• What this task involves:
Repeat each record exactly. Any picture gets left out.

• Extracts from a graphics dataset:
========================================================================

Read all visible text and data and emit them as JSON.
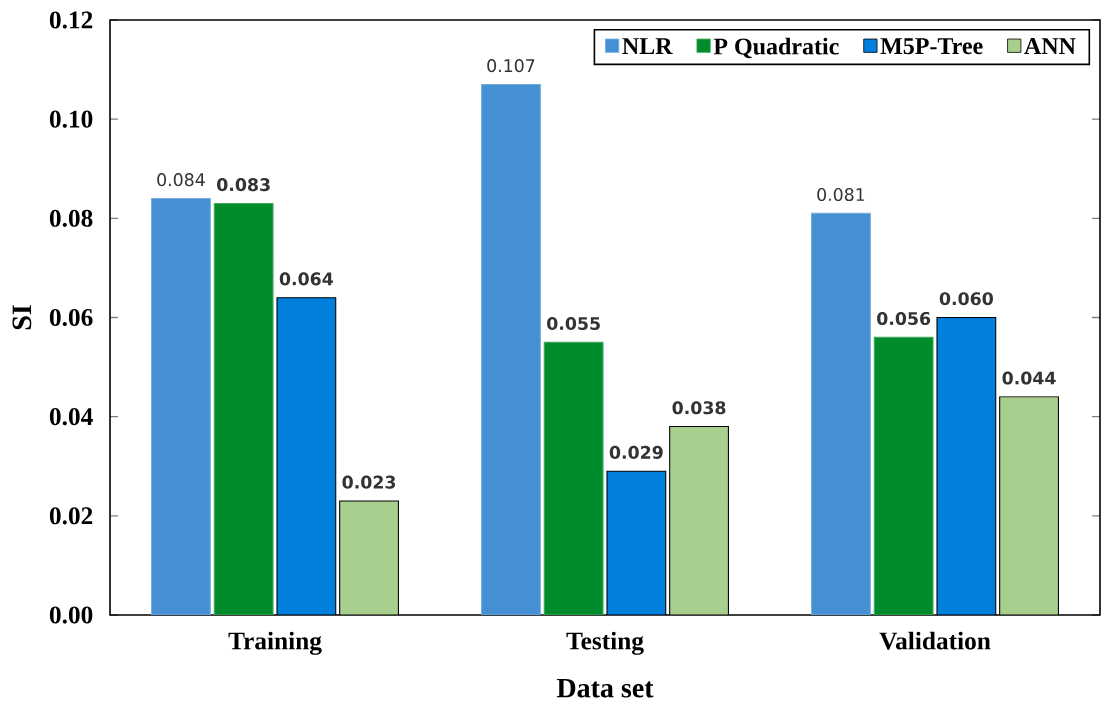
{
  "chart_data": {
    "type": "bar",
    "xlabel": "Data set",
    "ylabel": "SI",
    "categories": [
      "Training",
      "Testing",
      "Validation"
    ],
    "series": [
      {
        "name": "NLR",
        "color": "#4490d2",
        "values": [
          0.084,
          0.107,
          0.081
        ],
        "value_labels": [
          "0.084",
          "0.107",
          "0.081"
        ]
      },
      {
        "name": "P Quadratic",
        "color": "#008c2a",
        "values": [
          0.083,
          0.055,
          0.056
        ],
        "value_labels": [
          "0.083",
          "0.055",
          "0.056"
        ]
      },
      {
        "name": "M5P-Tree",
        "color": "#0080dc",
        "values": [
          0.064,
          0.029,
          0.06
        ],
        "value_labels": [
          "0.064",
          "0.029",
          "0.060"
        ]
      },
      {
        "name": "ANN",
        "color": "#a9cf8e",
        "values": [
          0.023,
          0.038,
          0.044
        ],
        "value_labels": [
          "0.023",
          "0.038",
          "0.044"
        ]
      }
    ],
    "ylim": [
      0,
      0.12
    ],
    "yticks": [
      {
        "value": 0,
        "label": "0.00"
      },
      {
        "value": 0.02,
        "label": "0.02"
      },
      {
        "value": 0.04,
        "label": "0.04"
      },
      {
        "value": 0.06,
        "label": "0.06"
      },
      {
        "value": 0.08,
        "label": "0.08"
      },
      {
        "value": 0.1,
        "label": "0.10"
      },
      {
        "value": 0.12,
        "label": "0.12"
      }
    ],
    "legend": "top right",
    "grid": false
  }
}
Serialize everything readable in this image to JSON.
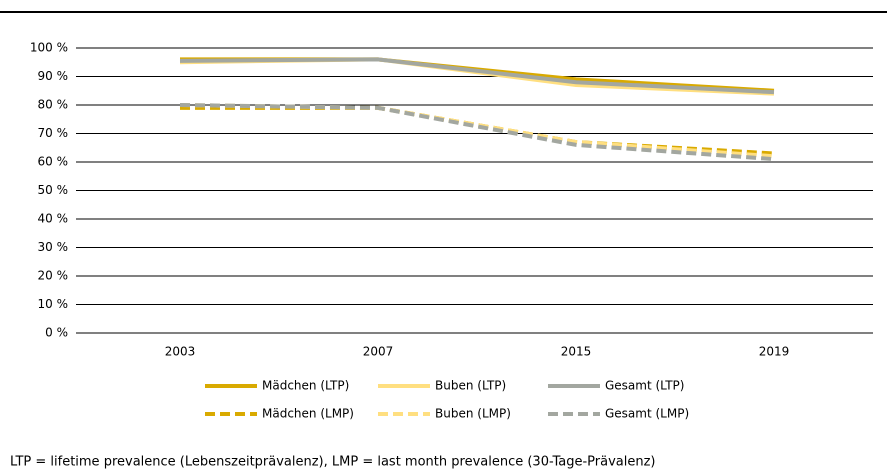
{
  "chart_data": {
    "type": "line",
    "categories": [
      "2003",
      "2007",
      "2015",
      "2019"
    ],
    "series": [
      {
        "name": "Mädchen (LTP)",
        "color": "#d9aa00",
        "style": "solid",
        "values": [
          96,
          96,
          89,
          85
        ]
      },
      {
        "name": "Buben (LTP)",
        "color": "#ffdf80",
        "style": "solid",
        "values": [
          95,
          96,
          87,
          84
        ]
      },
      {
        "name": "Gesamt (LTP)",
        "color": "#a3a7a0",
        "style": "solid",
        "values": [
          95.5,
          96,
          88,
          84.5
        ]
      },
      {
        "name": "Mädchen (LMP)",
        "color": "#d9aa00",
        "style": "dashed",
        "values": [
          79,
          79,
          67,
          63
        ]
      },
      {
        "name": "Buben (LMP)",
        "color": "#ffdf80",
        "style": "dashed",
        "values": [
          80,
          79,
          67,
          62
        ]
      },
      {
        "name": "Gesamt (LMP)",
        "color": "#a3a7a0",
        "style": "dashed",
        "values": [
          80,
          79,
          66,
          61
        ]
      }
    ],
    "ylim": [
      0,
      100
    ],
    "yticks": [
      {
        "value": 0,
        "label": "0 %"
      },
      {
        "value": 10,
        "label": "10 %"
      },
      {
        "value": 20,
        "label": "20 %"
      },
      {
        "value": 30,
        "label": "30 %"
      },
      {
        "value": 40,
        "label": "40 %"
      },
      {
        "value": 50,
        "label": "50 %"
      },
      {
        "value": 60,
        "label": "60 %"
      },
      {
        "value": 70,
        "label": "70 %"
      },
      {
        "value": 80,
        "label": "80 %"
      },
      {
        "value": 90,
        "label": "90 %"
      },
      {
        "value": 100,
        "label": "100 %"
      }
    ],
    "grid": true,
    "footnote": "LTP = lifetime prevalence (Lebenszeitprävalenz), LMP = last month prevalence (30-Tage-Prävalenz)"
  }
}
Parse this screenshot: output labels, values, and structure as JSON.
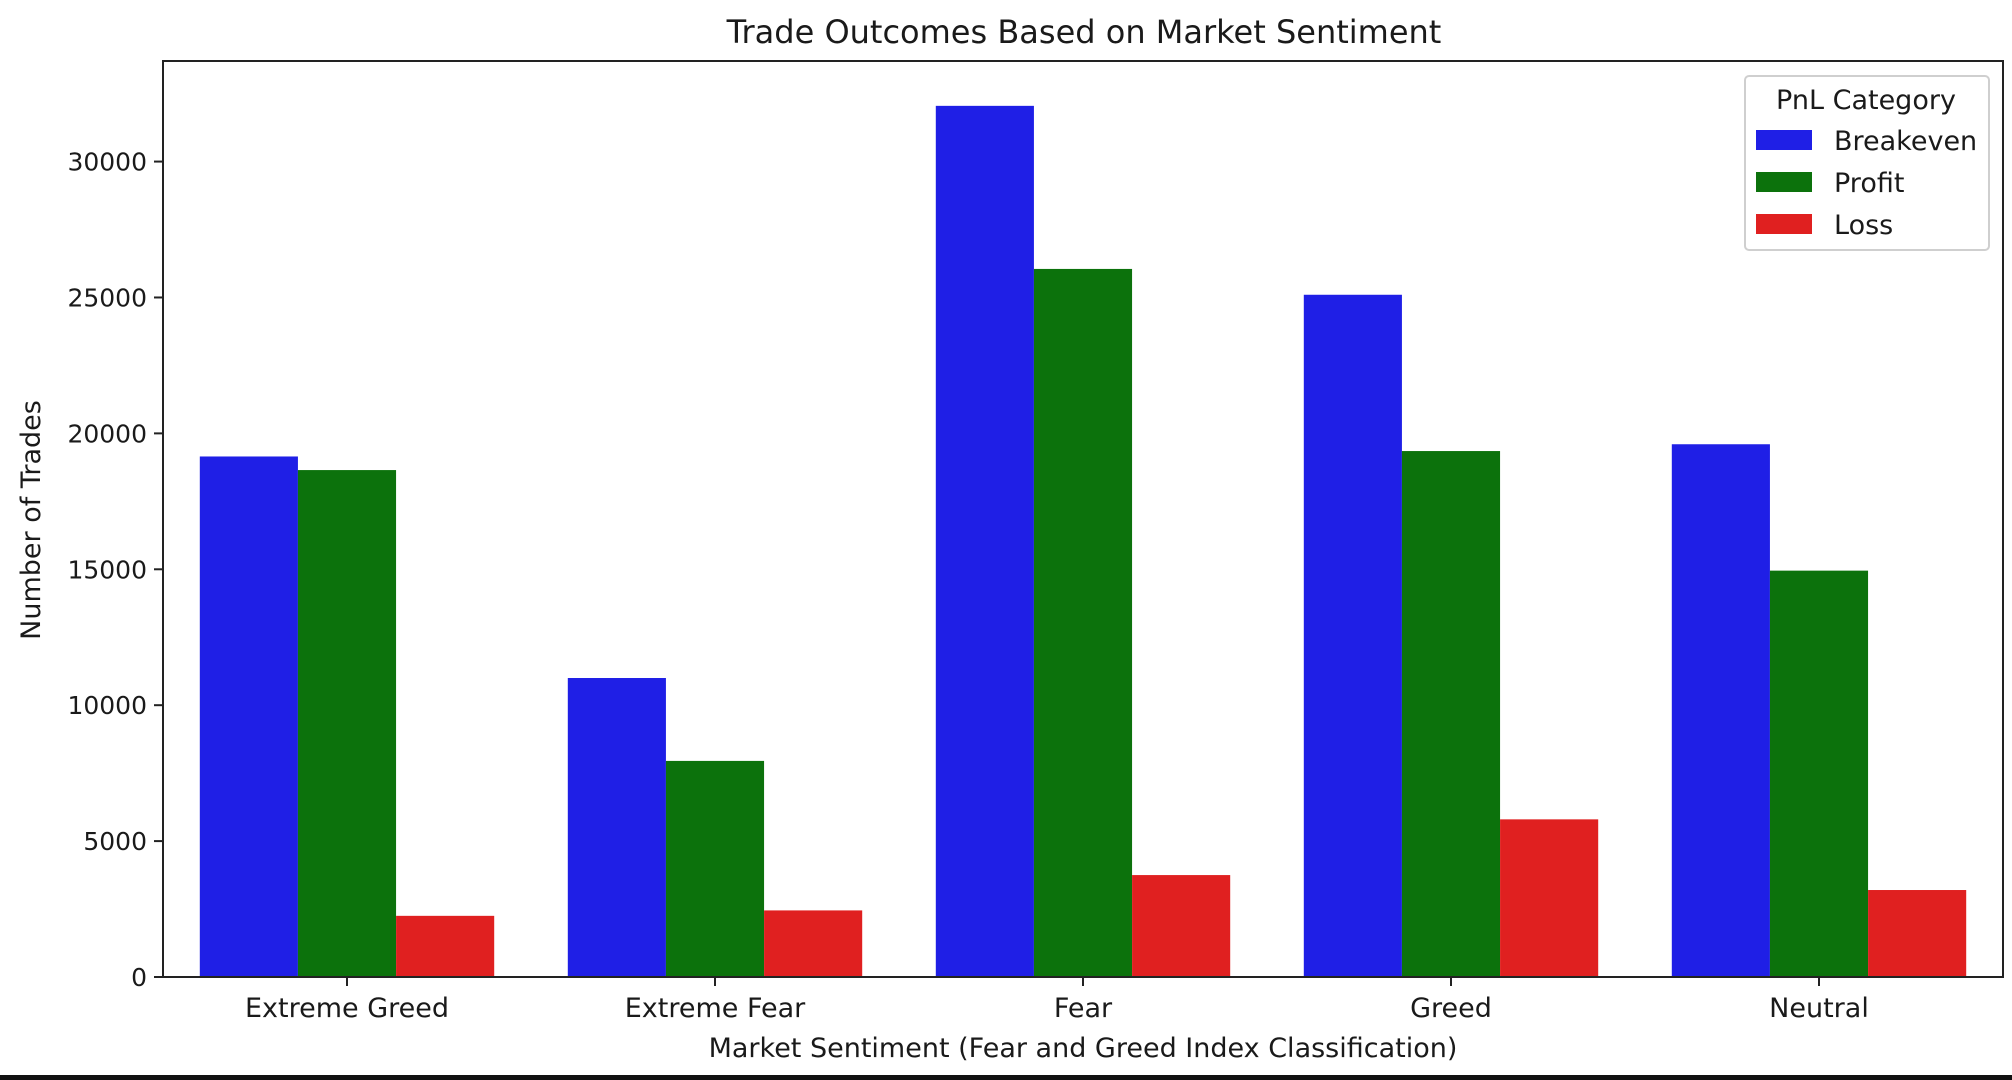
{
  "chart_data": {
    "type": "bar",
    "title": "Trade Outcomes Based on Market Sentiment",
    "xlabel": "Market Sentiment (Fear and Greed Index Classification)",
    "ylabel": "Number of Trades",
    "categories": [
      "Extreme Greed",
      "Extreme Fear",
      "Fear",
      "Greed",
      "Neutral"
    ],
    "series": [
      {
        "name": "Breakeven",
        "color": "#1f1fe6",
        "values": [
          19150,
          11000,
          32050,
          25100,
          19600
        ]
      },
      {
        "name": "Profit",
        "color": "#0c720c",
        "values": [
          18650,
          7950,
          26050,
          19350,
          14950
        ]
      },
      {
        "name": "Loss",
        "color": "#e02020",
        "values": [
          2250,
          2450,
          3750,
          5800,
          3200
        ]
      }
    ],
    "ylim": [
      0,
      33700
    ],
    "yticks": [
      0,
      5000,
      10000,
      15000,
      20000,
      25000,
      30000
    ],
    "grid": false,
    "legend": {
      "title": "PnL Category",
      "placement": "top-right"
    }
  }
}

========================================================================

• Expected output:
Read all visible text and data and emit them as JSON.
{
  "chart_data": {
    "type": "bar",
    "xlabel": "Data set",
    "ylabel": "SI",
    "categories": [
      "Training",
      "Testing",
      "Validation"
    ],
    "series": [
      {
        "name": "NLR",
        "color": "#4490d2",
        "values": [
          0.084,
          0.107,
          0.081
        ],
        "value_labels": [
          "0.084",
          "0.107",
          "0.081"
        ]
      },
      {
        "name": "P Quadratic",
        "color": "#008c2a",
        "values": [
          0.083,
          0.055,
          0.056
        ],
        "value_labels": [
          "0.083",
          "0.055",
          "0.056"
        ]
      },
      {
        "name": "M5P-Tree",
        "color": "#0080dc",
        "values": [
          0.064,
          0.029,
          0.06
        ],
        "value_labels": [
          "0.064",
          "0.029",
          "0.060"
        ]
      },
      {
        "name": "ANN",
        "color": "#a9cf8e",
        "values": [
          0.023,
          0.038,
          0.044
        ],
        "value_labels": [
          "0.023",
          "0.038",
          "0.044"
        ]
      }
    ],
    "ylim": [
      0,
      0.12
    ],
    "yticks": [
      {
        "value": 0,
        "label": "0.00"
      },
      {
        "value": 0.02,
        "label": "0.02"
      },
      {
        "value": 0.04,
        "label": "0.04"
      },
      {
        "value": 0.06,
        "label": "0.06"
      },
      {
        "value": 0.08,
        "label": "0.08"
      },
      {
        "value": 0.1,
        "label": "0.10"
      },
      {
        "value": 0.12,
        "label": "0.12"
      }
    ],
    "legend": "top right",
    "grid": false
  }
}
Serialize everything readable in this image to JSON.
{
  "chart_data": {
    "type": "line",
    "categories": [
      "2003",
      "2007",
      "2015",
      "2019"
    ],
    "series": [
      {
        "name": "Mädchen (LTP)",
        "color": "#d9aa00",
        "style": "solid",
        "values": [
          96,
          96,
          89,
          85
        ]
      },
      {
        "name": "Buben (LTP)",
        "color": "#ffdf80",
        "style": "solid",
        "values": [
          95,
          96,
          87,
          84
        ]
      },
      {
        "name": "Gesamt (LTP)",
        "color": "#a3a7a0",
        "style": "solid",
        "values": [
          95.5,
          96,
          88,
          84.5
        ]
      },
      {
        "name": "Mädchen (LMP)",
        "color": "#d9aa00",
        "style": "dashed",
        "values": [
          79,
          79,
          67,
          63
        ]
      },
      {
        "name": "Buben (LMP)",
        "color": "#ffdf80",
        "style": "dashed",
        "values": [
          80,
          79,
          67,
          62
        ]
      },
      {
        "name": "Gesamt (LMP)",
        "color": "#a3a7a0",
        "style": "dashed",
        "values": [
          80,
          79,
          66,
          61
        ]
      }
    ],
    "ylim": [
      0,
      100
    ],
    "yticks": [
      {
        "value": 0,
        "label": "0 %"
      },
      {
        "value": 10,
        "label": "10 %"
      },
      {
        "value": 20,
        "label": "20 %"
      },
      {
        "value": 30,
        "label": "30 %"
      },
      {
        "value": 40,
        "label": "40 %"
      },
      {
        "value": 50,
        "label": "50 %"
      },
      {
        "value": 60,
        "label": "60 %"
      },
      {
        "value": 70,
        "label": "70 %"
      },
      {
        "value": 80,
        "label": "80 %"
      },
      {
        "value": 90,
        "label": "90 %"
      },
      {
        "value": 100,
        "label": "100 %"
      }
    ],
    "grid": true,
    "footnote": "LTP = lifetime prevalence (Lebenszeitprävalenz), LMP = last month prevalence (30-Tage-Prävalenz)"
  }
}
Parse this screenshot: output labels, values, and structure as JSON.
{
  "chart_data": {
    "type": "bar",
    "title": "Trade Outcomes Based on Market Sentiment",
    "xlabel": "Market Sentiment (Fear and Greed Index Classification)",
    "ylabel": "Number of Trades",
    "categories": [
      "Extreme Greed",
      "Extreme Fear",
      "Fear",
      "Greed",
      "Neutral"
    ],
    "series": [
      {
        "name": "Breakeven",
        "color": "#1f1fe6",
        "values": [
          19150,
          11000,
          32050,
          25100,
          19600
        ]
      },
      {
        "name": "Profit",
        "color": "#0c720c",
        "values": [
          18650,
          7950,
          26050,
          19350,
          14950
        ]
      },
      {
        "name": "Loss",
        "color": "#e02020",
        "values": [
          2250,
          2450,
          3750,
          5800,
          3200
        ]
      }
    ],
    "ylim": [
      0,
      33700
    ],
    "yticks": [
      0,
      5000,
      10000,
      15000,
      20000,
      25000,
      30000
    ],
    "grid": false,
    "legend": {
      "title": "PnL Category",
      "placement": "top-right"
    }
  }
}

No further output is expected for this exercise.